-- TEXT SHOWN follows --

The Harvard-Radcliffe Program in Business Administration was a joint program of Radcliffe College and Harvard Business School intended to provide women with post-graduate education in business administration.

History
The Harvard-Radcliffe Program in Business Administration began in March 1937, as an eleven-month course Training Course in Personnel Administration, intended to prepare Radcliffe College alums for careers after graduation.  From its earliest days, the program included two periods of field work, in which students worked in factories or in stores or business offices.   The first class consisted of only five students and the original focus was on  work in the field of education. The program was founded by Edith Stedman, director of  Radcliffe College's Appointment Bureau; Stedman also served as the program's first director.    In 1941, Anne Hood Harken took over as director; during her tenure, the program underwent significant changes, partly prompted by the exigencies of World War II and the increased opportunities  for women to hold personnel jobs in industry and government.  The program expanded to offer courses on administrative problems in industry; these classes, taught by the faculty of the Harvard Business School, had earlier only been given to men.   Enrollment increased significantly with this new approach, with the class size growing to 30 students.

In 1944, T. North Whitehead became director.  After World War II, to reflect the program's broader scope, its  name was changed to the Management Training Program. Enrollment spiked briefly after World War II but began declining in the early 1950s.  At this point the program was also running a deficit, and in 1951 the president and council of Harvard voted to discontinue the program in 1953.    Harvard Business School agreed to take over the educational portion of the program as well as the financial responsibilities, with Radcliffe providing housing and classrooms and handling administrative functions.  To cement this agreement, the program's name was changed to the Harvard-Radcliffe Program in Business Administration in 1956.  However, the program offered by the Management Training Program differed significantly from the two-year program offered to men in the Business School; the Radcliffe Program lasted only one year and did not award degrees.   Dudley Meek served as director from 1955 to 1958 and oversaw a revision of the curriculum, which was redesigned to be broader in scope.

-- TEXT SHOWN concluded --

• [REQUIRED ACTIONS]
1 > Answer these questions using the text on the Harvard-Radcliffe business program:
(a) In what month and year did the program begin?
(b) Who became director in 1941?
(c) Who served as director from 1955 to 1958?
2 > Copy the passage of the text on the Harvard-Radcliffe business program from "The Harvard-Radcliffe Program in Business Administration was" up to and including "in business administration.".
3 > Continue the account of the Harvard-Radcliffe business program from the point where it ends.
The records have nothing to do with the work here.

-- INFORMATION SHOWN follows --

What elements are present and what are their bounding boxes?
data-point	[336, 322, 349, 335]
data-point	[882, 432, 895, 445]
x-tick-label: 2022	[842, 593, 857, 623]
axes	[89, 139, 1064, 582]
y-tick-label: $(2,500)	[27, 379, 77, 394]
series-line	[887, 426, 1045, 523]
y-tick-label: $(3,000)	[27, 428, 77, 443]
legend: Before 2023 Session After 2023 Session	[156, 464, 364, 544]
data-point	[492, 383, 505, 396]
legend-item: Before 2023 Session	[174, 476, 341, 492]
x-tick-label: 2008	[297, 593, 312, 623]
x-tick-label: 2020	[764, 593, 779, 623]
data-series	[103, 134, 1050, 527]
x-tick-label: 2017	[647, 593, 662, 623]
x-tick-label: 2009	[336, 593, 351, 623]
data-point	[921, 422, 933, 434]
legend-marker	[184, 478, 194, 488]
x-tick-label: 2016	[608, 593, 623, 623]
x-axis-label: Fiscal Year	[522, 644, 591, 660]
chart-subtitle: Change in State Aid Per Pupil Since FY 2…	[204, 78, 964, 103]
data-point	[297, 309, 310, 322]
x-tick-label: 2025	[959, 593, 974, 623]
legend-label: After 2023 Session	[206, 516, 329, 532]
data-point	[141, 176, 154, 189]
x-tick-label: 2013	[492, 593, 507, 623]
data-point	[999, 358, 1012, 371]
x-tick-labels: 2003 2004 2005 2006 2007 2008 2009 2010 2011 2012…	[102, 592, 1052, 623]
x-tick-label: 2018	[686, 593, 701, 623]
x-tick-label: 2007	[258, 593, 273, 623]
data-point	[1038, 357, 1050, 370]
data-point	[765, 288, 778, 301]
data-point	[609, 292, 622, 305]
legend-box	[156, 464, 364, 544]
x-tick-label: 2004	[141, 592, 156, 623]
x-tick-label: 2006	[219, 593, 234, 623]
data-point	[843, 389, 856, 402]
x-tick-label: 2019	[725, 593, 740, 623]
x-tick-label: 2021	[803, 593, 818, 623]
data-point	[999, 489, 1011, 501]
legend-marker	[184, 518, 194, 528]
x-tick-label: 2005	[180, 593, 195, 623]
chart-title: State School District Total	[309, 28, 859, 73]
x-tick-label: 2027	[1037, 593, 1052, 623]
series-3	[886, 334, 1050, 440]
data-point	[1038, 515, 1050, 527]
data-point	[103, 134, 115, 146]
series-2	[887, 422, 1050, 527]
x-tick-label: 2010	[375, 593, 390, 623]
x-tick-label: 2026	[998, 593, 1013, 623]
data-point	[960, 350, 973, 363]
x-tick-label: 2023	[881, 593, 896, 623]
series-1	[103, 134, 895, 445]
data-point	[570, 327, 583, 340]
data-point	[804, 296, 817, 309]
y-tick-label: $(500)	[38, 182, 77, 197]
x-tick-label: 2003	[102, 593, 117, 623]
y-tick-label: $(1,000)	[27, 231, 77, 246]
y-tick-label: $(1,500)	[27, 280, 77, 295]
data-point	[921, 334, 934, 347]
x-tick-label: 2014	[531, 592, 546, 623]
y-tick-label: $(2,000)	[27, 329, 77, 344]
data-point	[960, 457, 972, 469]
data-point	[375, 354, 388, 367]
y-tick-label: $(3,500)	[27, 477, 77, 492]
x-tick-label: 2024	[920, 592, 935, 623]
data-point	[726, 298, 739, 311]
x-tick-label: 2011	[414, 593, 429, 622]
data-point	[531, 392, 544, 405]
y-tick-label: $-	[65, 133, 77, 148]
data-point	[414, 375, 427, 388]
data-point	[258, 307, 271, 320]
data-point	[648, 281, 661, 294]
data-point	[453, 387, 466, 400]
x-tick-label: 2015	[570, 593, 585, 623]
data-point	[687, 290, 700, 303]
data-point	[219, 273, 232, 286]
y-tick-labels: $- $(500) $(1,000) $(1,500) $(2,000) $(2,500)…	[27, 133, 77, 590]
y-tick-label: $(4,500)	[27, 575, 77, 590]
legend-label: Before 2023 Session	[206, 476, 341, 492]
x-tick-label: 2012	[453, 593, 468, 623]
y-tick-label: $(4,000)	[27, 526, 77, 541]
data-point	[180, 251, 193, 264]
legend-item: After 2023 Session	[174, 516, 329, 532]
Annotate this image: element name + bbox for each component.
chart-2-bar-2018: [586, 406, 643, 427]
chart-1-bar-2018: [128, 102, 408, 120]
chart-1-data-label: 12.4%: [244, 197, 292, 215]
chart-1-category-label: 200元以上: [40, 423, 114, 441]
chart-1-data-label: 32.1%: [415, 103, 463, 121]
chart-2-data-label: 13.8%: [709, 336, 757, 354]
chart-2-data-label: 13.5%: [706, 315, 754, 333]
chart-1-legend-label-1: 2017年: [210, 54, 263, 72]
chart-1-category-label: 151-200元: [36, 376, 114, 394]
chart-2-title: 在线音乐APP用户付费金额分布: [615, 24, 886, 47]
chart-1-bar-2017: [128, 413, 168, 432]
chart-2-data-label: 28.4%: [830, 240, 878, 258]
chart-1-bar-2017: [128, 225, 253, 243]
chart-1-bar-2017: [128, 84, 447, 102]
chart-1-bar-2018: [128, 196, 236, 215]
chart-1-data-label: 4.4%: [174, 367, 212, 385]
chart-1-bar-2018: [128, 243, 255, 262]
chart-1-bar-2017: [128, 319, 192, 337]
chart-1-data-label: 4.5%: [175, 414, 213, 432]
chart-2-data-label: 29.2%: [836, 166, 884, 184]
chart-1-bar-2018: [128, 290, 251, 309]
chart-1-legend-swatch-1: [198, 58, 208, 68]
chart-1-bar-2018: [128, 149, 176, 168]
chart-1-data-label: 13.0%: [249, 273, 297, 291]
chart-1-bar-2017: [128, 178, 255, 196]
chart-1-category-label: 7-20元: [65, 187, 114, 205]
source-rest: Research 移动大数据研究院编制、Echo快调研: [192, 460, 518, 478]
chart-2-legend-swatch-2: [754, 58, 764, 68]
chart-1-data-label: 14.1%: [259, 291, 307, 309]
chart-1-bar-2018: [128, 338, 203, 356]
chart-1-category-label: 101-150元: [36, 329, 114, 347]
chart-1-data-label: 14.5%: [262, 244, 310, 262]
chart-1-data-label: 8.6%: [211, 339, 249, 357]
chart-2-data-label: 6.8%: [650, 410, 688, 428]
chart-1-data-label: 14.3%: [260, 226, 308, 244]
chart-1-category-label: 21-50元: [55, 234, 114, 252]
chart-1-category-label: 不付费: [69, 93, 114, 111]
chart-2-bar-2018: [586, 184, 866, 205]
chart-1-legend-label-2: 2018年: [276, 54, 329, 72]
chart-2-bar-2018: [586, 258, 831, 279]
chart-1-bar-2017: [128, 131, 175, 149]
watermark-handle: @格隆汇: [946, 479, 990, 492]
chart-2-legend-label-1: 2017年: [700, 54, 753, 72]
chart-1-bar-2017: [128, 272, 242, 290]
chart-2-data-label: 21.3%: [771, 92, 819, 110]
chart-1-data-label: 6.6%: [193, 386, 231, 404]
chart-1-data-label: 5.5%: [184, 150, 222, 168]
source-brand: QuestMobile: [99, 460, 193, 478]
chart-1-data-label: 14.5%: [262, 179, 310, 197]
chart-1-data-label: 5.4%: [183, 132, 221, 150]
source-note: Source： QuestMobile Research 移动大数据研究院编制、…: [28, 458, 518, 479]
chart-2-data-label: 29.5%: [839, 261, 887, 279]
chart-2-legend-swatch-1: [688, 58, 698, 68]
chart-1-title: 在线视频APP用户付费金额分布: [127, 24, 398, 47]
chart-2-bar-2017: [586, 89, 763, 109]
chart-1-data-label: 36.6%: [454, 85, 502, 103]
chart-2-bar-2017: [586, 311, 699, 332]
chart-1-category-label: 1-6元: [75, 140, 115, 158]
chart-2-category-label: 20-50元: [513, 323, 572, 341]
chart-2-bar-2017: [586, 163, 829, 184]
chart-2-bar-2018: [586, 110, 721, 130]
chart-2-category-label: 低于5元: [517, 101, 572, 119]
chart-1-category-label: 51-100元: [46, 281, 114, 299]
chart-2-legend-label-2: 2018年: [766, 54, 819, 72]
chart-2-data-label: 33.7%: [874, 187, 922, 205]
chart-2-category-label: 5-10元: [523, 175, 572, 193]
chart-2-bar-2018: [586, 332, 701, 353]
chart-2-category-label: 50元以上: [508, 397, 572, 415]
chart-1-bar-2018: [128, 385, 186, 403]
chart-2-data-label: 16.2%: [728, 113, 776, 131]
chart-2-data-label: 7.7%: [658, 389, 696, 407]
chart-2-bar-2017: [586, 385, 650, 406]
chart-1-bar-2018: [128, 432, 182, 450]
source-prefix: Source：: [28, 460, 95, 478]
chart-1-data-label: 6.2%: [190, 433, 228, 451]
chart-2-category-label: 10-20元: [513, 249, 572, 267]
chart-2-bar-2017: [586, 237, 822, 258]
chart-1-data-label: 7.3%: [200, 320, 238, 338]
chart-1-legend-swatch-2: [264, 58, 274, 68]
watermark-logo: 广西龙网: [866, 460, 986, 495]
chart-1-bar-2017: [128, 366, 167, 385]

-- INFORMATION SHOWN concluded --

• [ANSWERS TO THE EXERCISES]
1 >
(a) March 1937
(b) Anne Hood Harken
(c) Dudley Meek

2 >
The Harvard-Radcliffe Program in Business Administration was a joint program of Radcliffe College and Harvard Business School intended to provide women with post-graduate education in business administration.

3 >
In 1959, with enrollment in the program dropping and with increasing pressure to enroll women in the Business School, the faculty voted to admit graduates of the Harvard-Radcliffe Program to the second year of the MBA program.  In 1962, a committee appointed by the Dean of the Business School recommended that the Harvard-Radcliffe program be discontinued.  In December of that year, the faculty accepted the committee's recommendation and also voted to accept women into the full MBA program.

Alumnae
 Betty Jane Diener, academic administrator and politician
 Barbara Franklin, former U.S. Secretary of Commerce
 Barbara B. Kennelly, former congresswoman
 Patricia Ostrander
 Leslie Crocker Snyder, lawyer and former judge

References

 HBS Library Exhibit
 Records of the Harvard-Radcliffe Program in Business Administration, 1936-1977 (inclusive), 1936-1963 (bulk): A Finding Aid. Schlesinger Library, Radcliffe Institute, Harvard University.